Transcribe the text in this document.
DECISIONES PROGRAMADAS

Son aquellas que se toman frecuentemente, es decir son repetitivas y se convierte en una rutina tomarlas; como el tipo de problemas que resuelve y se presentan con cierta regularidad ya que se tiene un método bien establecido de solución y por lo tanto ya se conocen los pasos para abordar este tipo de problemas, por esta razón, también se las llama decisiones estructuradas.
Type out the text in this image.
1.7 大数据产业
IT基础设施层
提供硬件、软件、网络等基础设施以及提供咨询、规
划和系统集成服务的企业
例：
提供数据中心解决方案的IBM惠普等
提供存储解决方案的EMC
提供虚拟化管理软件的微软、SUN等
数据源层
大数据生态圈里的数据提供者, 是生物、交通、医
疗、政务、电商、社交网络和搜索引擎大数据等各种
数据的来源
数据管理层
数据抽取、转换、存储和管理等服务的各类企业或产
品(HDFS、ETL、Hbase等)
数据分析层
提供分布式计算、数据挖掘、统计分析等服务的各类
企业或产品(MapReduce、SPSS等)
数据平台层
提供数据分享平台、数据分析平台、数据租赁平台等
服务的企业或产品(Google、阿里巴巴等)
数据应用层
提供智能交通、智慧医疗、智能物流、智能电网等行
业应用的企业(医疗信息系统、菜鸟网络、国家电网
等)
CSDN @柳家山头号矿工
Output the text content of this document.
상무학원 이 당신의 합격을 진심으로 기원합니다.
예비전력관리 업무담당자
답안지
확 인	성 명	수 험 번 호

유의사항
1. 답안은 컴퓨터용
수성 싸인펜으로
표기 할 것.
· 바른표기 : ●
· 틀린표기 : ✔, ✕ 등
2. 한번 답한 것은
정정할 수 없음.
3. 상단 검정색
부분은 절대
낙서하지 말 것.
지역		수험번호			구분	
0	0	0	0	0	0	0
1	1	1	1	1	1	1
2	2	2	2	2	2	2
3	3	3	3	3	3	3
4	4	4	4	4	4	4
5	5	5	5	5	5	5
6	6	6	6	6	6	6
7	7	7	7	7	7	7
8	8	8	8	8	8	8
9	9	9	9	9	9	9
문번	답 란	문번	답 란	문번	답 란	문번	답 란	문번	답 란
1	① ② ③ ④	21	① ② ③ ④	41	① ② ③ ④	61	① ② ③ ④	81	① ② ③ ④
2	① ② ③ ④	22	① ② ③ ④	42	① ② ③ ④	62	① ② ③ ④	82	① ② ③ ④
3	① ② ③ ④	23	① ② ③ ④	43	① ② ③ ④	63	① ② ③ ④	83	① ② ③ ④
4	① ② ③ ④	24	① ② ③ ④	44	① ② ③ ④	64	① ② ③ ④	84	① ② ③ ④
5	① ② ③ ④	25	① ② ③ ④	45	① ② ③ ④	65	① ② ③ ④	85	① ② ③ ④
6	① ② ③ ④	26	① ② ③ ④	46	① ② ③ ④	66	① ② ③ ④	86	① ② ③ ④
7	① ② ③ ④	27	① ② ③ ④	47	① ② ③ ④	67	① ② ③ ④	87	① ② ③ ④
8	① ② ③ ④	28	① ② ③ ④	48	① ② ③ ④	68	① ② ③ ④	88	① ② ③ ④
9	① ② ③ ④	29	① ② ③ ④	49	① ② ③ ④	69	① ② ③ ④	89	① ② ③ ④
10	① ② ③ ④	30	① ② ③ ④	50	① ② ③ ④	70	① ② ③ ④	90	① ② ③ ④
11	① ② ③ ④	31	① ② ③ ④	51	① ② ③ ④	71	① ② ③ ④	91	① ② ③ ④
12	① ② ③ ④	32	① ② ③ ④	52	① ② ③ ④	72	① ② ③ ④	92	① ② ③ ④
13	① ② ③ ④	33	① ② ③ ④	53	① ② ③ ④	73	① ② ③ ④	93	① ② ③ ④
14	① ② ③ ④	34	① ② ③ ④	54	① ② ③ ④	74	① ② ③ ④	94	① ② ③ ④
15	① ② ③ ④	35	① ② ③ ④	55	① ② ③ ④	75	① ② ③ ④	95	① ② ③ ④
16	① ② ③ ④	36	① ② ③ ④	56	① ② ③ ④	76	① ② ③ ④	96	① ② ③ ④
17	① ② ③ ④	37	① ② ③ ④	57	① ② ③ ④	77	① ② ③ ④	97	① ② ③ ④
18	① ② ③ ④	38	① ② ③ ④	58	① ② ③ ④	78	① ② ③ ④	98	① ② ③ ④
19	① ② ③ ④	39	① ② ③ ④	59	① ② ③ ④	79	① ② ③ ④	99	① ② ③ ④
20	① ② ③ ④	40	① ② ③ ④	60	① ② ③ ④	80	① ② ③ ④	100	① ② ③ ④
#####
▶ **Job**:
Transcribe all the entries, keeping each one exactly as it is.

▶ **The reply**:
Transcribe the text in this document.
DECISIONES PROGRAMADAS

Son aquellas que se toman frecuentemente, es decir son repetitivas y se convierte en una rutina tomarlas; como el tipo de problemas que resuelve y se presentan con cierta regularidad ya que se tiene un método bien establecido de solución y por lo tanto ya se conocen los pasos para abordar este tipo de problemas, por esta razón, también se las llama decisiones estructuradas.
Type out the text in this image.
1.7 大数据产业
IT基础设施层
提供硬件、软件、网络等基础设施以及提供咨询、规
划和系统集成服务的企业
例：
提供数据中心解决方案的IBM惠普等
提供存储解决方案的EMC
提供虚拟化管理软件的微软、SUN等
数据源层
大数据生态圈里的数据提供者, 是生物、交通、医
疗、政务、电商、社交网络和搜索引擎大数据等各种
数据的来源
数据管理层
数据抽取、转换、存储和管理等服务的各类企业或产
品(HDFS、ETL、Hbase等)
数据分析层
提供分布式计算、数据挖掘、统计分析等服务的各类
企业或产品(MapReduce、SPSS等)
数据平台层
提供数据分享平台、数据分析平台、数据租赁平台等
服务的企业或产品(Google、阿里巴巴等)
数据应用层
提供智能交通、智慧医疗、智能物流、智能电网等行
业应用的企业(医疗信息系统、菜鸟网络、国家电网
等)
CSDN @柳家山头号矿工
Output the text content of this document.
상무학원 이 당신의 합격을 진심으로 기원합니다.
예비전력관리 업무담당자
답안지
확 인	성 명	수 험 번 호

유의사항
1. 답안은 컴퓨터용
수성 싸인펜으로
표기 할 것.
· 바른표기 : ●
· 틀린표기 : ✔, ✕ 등
2. 한번 답한 것은
정정할 수 없음.
3. 상단 검정색
부분은 절대
낙서하지 말 것.
지역		수험번호			구분	
0	0	0	0	0	0	0
1	1	1	1	1	1	1
2	2	2	2	2	2	2
3	3	3	3	3	3	3
4	4	4	4	4	4	4
5	5	5	5	5	5	5
6	6	6	6	6	6	6
7	7	7	7	7	7	7
8	8	8	8	8	8	8
9	9	9	9	9	9	9
문번	답 란	문번	답 란	문번	답 란	문번	답 란	문번	답 란
1	① ② ③ ④	21	① ② ③ ④	41	① ② ③ ④	61	① ② ③ ④	81	① ② ③ ④
2	① ② ③ ④	22	① ② ③ ④	42	① ② ③ ④	62	① ② ③ ④	82	① ② ③ ④
3	① ② ③ ④	23	① ② ③ ④	43	① ② ③ ④	63	① ② ③ ④	83	① ② ③ ④
4	① ② ③ ④	24	① ② ③ ④	44	① ② ③ ④	64	① ② ③ ④	84	① ② ③ ④
5	① ② ③ ④	25	① ② ③ ④	45	① ② ③ ④	65	① ② ③ ④	85	① ② ③ ④
6	① ② ③ ④	26	① ② ③ ④	46	① ② ③ ④	66	① ② ③ ④	86	① ② ③ ④
7	① ② ③ ④	27	① ② ③ ④	47	① ② ③ ④	67	① ② ③ ④	87	① ② ③ ④
8	① ② ③ ④	28	① ② ③ ④	48	① ② ③ ④	68	① ② ③ ④	88	① ② ③ ④
9	① ② ③ ④	29	① ② ③ ④	49	① ② ③ ④	69	① ② ③ ④	89	① ② ③ ④
10	① ② ③ ④	30	① ② ③ ④	50	① ② ③ ④	70	① ② ③ ④	90	① ② ③ ④
11	① ② ③ ④	31	① ② ③ ④	51	① ② ③ ④	71	① ② ③ ④	91	① ② ③ ④
12	① ② ③ ④	32	① ② ③ ④	52	① ② ③ ④	72	① ② ③ ④	92	① ② ③ ④
13	① ② ③ ④	33	① ② ③ ④	53	① ② ③ ④	73	① ② ③ ④	93	① ② ③ ④
14	① ② ③ ④	34	① ② ③ ④	54	① ② ③ ④	74	① ② ③ ④	94	① ② ③ ④
15	① ② ③ ④	35	① ② ③ ④	55	① ② ③ ④	75	① ② ③ ④	95	① ② ③ ④
16	① ② ③ ④	36	① ② ③ ④	56	① ② ③ ④	76	① ② ③ ④	96	① ② ③ ④
17	① ② ③ ④	37	① ② ③ ④	57	① ② ③ ④	77	① ② ③ ④	97	① ② ③ ④
18	① ② ③ ④	38	① ② ③ ④	58	① ② ③ ④	78	① ② ③ ④	98	① ② ③ ④
19	① ② ③ ④	39	① ② ③ ④	59	① ② ③ ④	79	① ② ③ ④	99	① ② ③ ④
20	① ② ③ ④	40	① ② ③ ④	60	① ② ③ ④	80	① ② ③ ④	100	① ② ③ ④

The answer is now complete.